• To be done: Return all of the entries exactly as written.
☆ ☆ ☆ ☆
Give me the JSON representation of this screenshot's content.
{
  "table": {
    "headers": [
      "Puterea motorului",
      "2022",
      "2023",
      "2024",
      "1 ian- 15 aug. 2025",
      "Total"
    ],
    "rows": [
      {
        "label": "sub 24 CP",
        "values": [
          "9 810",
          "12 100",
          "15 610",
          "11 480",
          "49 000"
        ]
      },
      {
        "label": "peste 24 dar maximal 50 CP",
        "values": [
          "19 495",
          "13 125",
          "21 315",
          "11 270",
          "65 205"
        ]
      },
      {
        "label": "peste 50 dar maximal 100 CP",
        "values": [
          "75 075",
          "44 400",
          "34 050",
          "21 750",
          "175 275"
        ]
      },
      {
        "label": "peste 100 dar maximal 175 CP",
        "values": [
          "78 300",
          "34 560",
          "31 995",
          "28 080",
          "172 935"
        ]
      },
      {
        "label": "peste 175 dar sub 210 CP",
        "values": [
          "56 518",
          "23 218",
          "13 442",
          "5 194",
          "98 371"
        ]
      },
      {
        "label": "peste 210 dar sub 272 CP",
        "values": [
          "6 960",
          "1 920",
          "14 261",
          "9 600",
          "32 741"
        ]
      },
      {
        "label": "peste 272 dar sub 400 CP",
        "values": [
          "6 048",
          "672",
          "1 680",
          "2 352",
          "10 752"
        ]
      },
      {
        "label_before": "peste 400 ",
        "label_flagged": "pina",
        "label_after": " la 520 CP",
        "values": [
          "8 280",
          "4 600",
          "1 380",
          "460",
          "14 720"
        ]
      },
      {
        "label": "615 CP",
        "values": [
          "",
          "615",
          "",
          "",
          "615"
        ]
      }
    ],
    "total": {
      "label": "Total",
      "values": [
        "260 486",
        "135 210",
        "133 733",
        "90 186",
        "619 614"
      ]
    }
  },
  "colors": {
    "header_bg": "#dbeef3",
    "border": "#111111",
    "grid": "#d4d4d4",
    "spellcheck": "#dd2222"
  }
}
☆ ☆ ☆ ☆
• Complete response:
Give me the JSON representation of this screenshot's content.
{
  "table": {
    "headers": [
      "Puterea motorului",
      "2022",
      "2023",
      "2024",
      "1 ian- 15 aug. 2025",
      "Total"
    ],
    "rows": [
      {
        "label": "sub 24 CP",
        "values": [
          "9 810",
          "12 100",
          "15 610",
          "11 480",
          "49 000"
        ]
      },
      {
        "label": "peste 24 dar maximal 50 CP",
        "values": [
          "19 495",
          "13 125",
          "21 315",
          "11 270",
          "65 205"
        ]
      },
      {
        "label": "peste 50 dar maximal 100 CP",
        "values": [
          "75 075",
          "44 400",
          "34 050",
          "21 750",
          "175 275"
        ]
      },
      {
        "label": "peste 100 dar maximal 175 CP",
        "values": [
          "78 300",
          "34 560",
          "31 995",
          "28 080",
          "172 935"
        ]
      },
      {
        "label": "peste 175 dar sub 210 CP",
        "values": [
          "56 518",
          "23 218",
          "13 442",
          "5 194",
          "98 371"
        ]
      },
      {
        "label": "peste 210 dar sub 272 CP",
        "values": [
          "6 960",
          "1 920",
          "14 261",
          "9 600",
          "32 741"
        ]
      },
      {
        "label": "peste 272 dar sub 400 CP",
        "values": [
          "6 048",
          "672",
          "1 680",
          "2 352",
          "10 752"
        ]
      },
      {
        "label_before": "peste 400 ",
        "label_flagged": "pina",
        "label_after": " la 520 CP",
        "values": [
          "8 280",
          "4 600",
          "1 380",
          "460",
          "14 720"
        ]
      },
      {
        "label": "615 CP",
        "values": [
          "",
          "615",
          "",
          "",
          "615"
        ]
      }
    ],
    "total": {
      "label": "Total",
      "values": [
        "260 486",
        "135 210",
        "133 733",
        "90 186",
        "619 614"
      ]
    }
  },
  "colors": {
    "header_bg": "#dbeef3",
    "border": "#111111",
    "grid": "#d4d4d4",
    "spellcheck": "#dd2222"
  }
}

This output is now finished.